# [SUPPLIED MATERIAL]
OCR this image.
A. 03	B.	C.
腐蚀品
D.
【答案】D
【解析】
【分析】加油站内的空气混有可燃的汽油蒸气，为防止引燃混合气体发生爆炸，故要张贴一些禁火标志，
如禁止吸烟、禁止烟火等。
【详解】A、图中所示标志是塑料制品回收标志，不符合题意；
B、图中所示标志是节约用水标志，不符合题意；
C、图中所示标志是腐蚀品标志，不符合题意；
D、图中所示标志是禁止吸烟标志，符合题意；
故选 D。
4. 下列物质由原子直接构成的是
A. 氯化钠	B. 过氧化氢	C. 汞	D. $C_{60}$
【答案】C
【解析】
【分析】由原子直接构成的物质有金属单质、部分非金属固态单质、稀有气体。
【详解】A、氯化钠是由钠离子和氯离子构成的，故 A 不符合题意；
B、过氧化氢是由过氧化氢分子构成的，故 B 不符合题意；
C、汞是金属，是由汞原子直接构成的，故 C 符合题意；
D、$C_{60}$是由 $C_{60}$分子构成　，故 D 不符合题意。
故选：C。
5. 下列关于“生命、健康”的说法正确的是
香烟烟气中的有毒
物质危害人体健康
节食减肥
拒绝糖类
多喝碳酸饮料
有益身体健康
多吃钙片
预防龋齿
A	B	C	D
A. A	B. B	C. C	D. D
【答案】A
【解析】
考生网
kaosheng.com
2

# [WHAT THIS TASK INVOLVES]
Copy each line of the listing that includes "不符合题意".

# [EXPECTED ANSWER]
【详解】A、图中所示标志是塑料制品回收标志，不符合题意；
B、图中所示标志是节约用水标志，不符合题意；
C、图中所示标志是腐蚀品标志，不符合题意；
【详解】A、氯化钠是由钠离子和氯离子构成的，故 A 不符合题意；
B、过氧化氢是由过氧化氢分子构成的，故 B 不符合题意；
D、$C_{60}$是由 $C_{60}$分子构成　，故 D 不符合题意。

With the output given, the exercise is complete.